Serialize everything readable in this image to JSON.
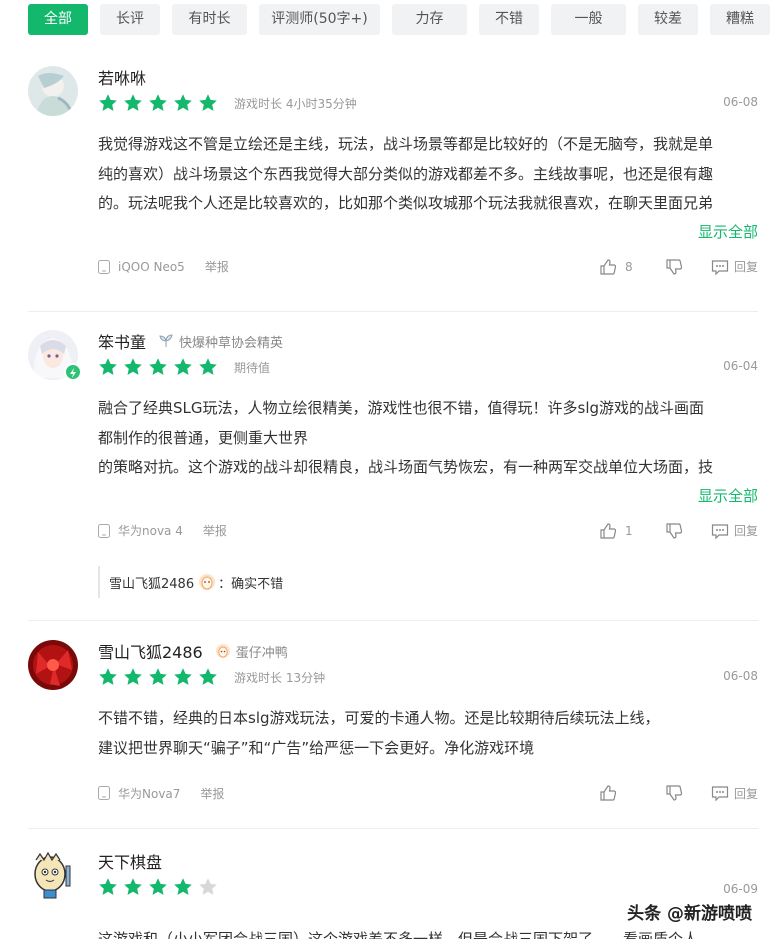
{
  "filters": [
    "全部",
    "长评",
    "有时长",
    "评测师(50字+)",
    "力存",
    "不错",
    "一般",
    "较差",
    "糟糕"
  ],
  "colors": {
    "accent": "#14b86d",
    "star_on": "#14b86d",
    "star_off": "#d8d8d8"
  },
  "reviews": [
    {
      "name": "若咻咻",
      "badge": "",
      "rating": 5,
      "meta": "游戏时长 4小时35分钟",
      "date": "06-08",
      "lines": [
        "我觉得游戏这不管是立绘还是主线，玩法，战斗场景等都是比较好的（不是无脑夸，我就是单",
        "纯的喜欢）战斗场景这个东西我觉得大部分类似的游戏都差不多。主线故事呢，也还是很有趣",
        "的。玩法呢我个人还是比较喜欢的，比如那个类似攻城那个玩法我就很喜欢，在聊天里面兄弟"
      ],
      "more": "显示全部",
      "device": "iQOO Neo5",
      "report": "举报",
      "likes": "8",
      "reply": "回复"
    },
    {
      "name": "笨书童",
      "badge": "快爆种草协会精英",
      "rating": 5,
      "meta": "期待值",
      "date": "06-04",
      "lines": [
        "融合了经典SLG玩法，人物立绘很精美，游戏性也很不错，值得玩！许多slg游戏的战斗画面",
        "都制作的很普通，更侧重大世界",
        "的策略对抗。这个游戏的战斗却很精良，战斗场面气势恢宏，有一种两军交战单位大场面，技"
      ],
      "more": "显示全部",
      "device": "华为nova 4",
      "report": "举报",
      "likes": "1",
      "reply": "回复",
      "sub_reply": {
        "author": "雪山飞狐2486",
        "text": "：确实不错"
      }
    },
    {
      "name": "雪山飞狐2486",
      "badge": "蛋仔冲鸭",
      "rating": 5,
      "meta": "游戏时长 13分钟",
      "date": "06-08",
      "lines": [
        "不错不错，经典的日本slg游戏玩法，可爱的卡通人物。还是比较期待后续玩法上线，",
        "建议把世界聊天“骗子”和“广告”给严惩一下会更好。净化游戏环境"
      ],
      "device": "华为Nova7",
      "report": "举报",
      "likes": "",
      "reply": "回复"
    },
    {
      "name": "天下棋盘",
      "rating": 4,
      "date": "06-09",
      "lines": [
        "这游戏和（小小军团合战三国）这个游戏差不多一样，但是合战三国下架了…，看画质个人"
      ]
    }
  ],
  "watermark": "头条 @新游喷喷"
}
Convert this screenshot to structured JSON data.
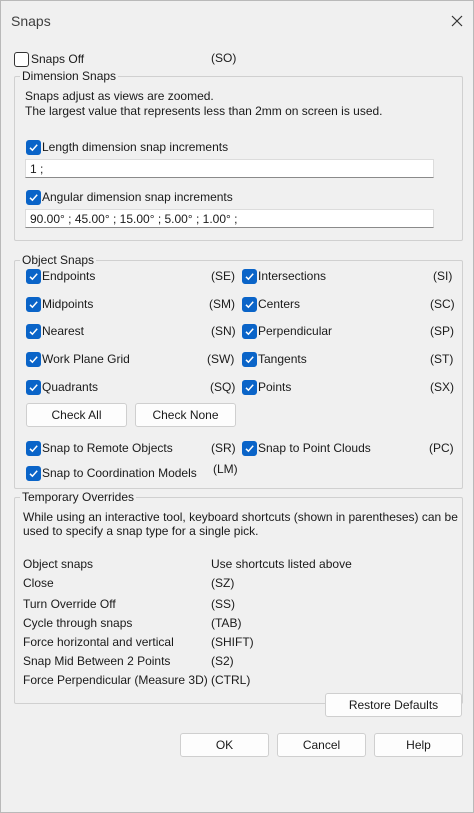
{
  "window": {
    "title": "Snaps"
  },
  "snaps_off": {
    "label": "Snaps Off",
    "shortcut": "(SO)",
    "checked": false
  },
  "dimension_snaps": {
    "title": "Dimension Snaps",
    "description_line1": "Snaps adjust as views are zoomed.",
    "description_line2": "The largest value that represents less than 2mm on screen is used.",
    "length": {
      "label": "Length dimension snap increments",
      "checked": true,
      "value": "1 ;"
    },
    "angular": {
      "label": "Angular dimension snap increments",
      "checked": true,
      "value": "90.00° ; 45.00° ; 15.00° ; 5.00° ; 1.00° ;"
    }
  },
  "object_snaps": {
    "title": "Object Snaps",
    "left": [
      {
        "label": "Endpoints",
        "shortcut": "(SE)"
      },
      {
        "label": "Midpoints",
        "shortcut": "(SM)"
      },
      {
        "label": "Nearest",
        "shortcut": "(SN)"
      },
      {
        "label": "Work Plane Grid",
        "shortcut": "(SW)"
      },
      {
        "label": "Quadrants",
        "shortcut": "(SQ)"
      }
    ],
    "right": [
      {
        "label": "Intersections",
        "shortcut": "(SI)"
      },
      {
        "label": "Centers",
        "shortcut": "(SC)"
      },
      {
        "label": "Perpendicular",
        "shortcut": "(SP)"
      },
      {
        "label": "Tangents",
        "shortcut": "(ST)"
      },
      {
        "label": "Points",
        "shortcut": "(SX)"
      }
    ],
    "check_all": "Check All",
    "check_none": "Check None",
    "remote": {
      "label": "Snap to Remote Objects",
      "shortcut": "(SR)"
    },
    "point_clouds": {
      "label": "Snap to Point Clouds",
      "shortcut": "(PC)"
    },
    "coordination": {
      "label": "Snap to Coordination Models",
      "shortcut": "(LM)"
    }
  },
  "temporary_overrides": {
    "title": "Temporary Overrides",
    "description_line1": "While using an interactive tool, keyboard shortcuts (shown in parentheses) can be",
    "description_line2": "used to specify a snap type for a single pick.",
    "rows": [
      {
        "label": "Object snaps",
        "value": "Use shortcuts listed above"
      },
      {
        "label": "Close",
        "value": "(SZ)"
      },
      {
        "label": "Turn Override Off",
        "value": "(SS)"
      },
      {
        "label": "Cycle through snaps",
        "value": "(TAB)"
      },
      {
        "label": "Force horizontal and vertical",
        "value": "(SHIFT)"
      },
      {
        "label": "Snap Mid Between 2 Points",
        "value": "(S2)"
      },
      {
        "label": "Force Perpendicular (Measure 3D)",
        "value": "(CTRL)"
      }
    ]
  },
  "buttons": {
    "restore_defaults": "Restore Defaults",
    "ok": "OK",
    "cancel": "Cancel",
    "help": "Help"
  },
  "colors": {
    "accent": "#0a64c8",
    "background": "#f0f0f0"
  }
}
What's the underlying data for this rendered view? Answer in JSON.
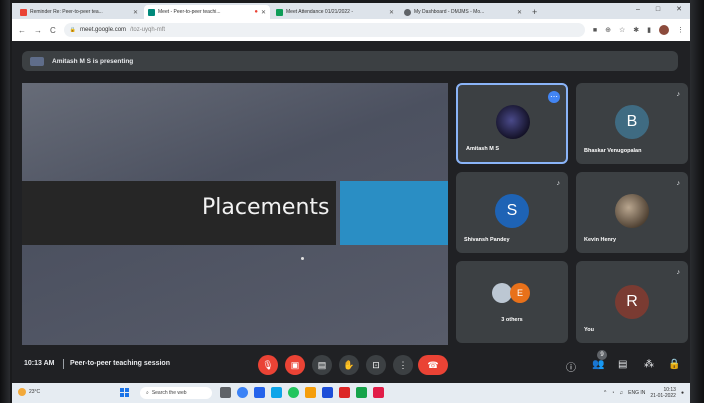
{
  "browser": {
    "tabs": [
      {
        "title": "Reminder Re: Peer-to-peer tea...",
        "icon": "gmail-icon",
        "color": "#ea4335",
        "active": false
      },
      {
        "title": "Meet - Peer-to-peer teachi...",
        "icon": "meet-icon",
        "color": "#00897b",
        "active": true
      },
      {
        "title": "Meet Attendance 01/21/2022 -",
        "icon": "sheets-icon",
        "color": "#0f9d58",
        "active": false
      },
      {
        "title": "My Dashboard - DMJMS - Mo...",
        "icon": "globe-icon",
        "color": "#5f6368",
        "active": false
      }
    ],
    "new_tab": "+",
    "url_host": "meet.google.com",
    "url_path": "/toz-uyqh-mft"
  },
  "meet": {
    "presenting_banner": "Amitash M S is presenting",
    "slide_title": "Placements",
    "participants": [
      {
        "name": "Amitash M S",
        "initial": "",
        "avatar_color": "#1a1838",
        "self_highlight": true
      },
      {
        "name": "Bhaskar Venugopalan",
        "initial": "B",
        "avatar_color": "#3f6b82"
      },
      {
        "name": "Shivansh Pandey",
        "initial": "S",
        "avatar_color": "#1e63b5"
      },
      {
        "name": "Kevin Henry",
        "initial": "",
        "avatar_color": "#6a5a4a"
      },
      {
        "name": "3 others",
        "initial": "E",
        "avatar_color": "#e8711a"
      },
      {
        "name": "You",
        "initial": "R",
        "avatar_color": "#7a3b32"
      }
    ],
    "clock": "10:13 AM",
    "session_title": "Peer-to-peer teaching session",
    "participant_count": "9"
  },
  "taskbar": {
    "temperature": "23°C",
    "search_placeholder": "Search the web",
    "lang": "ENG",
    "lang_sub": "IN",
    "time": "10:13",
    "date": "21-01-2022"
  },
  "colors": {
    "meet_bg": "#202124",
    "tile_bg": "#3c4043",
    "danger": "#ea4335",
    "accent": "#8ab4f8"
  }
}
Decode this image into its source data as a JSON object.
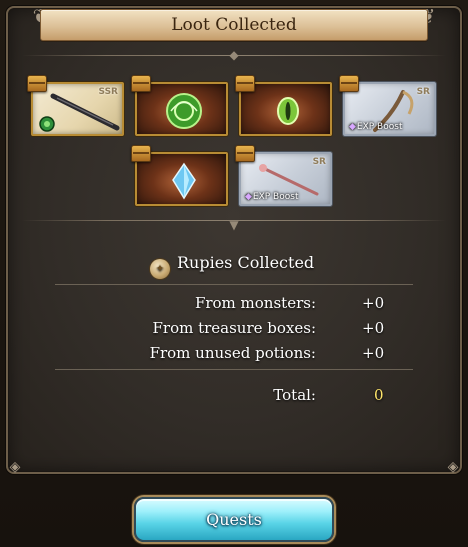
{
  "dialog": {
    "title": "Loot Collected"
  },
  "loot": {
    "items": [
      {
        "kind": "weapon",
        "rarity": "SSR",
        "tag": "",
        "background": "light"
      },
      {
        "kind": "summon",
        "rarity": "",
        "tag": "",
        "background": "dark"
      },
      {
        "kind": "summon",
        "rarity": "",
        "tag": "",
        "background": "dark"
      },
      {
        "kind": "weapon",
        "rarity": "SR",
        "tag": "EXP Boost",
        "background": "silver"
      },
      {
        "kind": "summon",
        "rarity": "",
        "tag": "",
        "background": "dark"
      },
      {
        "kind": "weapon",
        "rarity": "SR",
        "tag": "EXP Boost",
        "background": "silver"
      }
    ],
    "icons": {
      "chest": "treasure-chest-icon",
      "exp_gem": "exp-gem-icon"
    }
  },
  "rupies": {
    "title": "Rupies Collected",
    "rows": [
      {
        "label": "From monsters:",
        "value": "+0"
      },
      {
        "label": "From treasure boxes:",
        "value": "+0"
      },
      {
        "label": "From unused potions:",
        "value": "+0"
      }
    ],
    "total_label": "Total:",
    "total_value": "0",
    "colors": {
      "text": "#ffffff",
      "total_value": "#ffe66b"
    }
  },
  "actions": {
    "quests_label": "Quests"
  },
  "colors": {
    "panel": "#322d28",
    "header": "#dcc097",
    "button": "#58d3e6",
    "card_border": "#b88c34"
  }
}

-------------------------

## Task requirements
Output exactly the lines from the line with "Decode this image" to the last line of the records, including both, and leave every picture out.

## Solution for this problem
Decode this image into its source data as a JSON object.
{
  "dialog": {
    "title": "Loot Collected"
  },
  "loot": {
    "items": [
      {
        "kind": "weapon",
        "rarity": "SSR",
        "tag": "",
        "background": "light"
      },
      {
        "kind": "summon",
        "rarity": "",
        "tag": "",
        "background": "dark"
      },
      {
        "kind": "summon",
        "rarity": "",
        "tag": "",
        "background": "dark"
      },
      {
        "kind": "weapon",
        "rarity": "SR",
        "tag": "EXP Boost",
        "background": "silver"
      },
      {
        "kind": "summon",
        "rarity": "",
        "tag": "",
        "background": "dark"
      },
      {
        "kind": "weapon",
        "rarity": "SR",
        "tag": "EXP Boost",
        "background": "silver"
      }
    ],
    "icons": {
      "chest": "treasure-chest-icon",
      "exp_gem": "exp-gem-icon"
    }
  },
  "rupies": {
    "title": "Rupies Collected",
    "rows": [
      {
        "label": "From monsters:",
        "value": "+0"
      },
      {
        "label": "From treasure boxes:",
        "value": "+0"
      },
      {
        "label": "From unused potions:",
        "value": "+0"
      }
    ],
    "total_label": "Total:",
    "total_value": "0",
    "colors": {
      "text": "#ffffff",
      "total_value": "#ffe66b"
    }
  },
  "actions": {
    "quests_label": "Quests"
  },
  "colors": {
    "panel": "#322d28",
    "header": "#dcc097",
    "button": "#58d3e6",
    "card_border": "#b88c34"
  }
}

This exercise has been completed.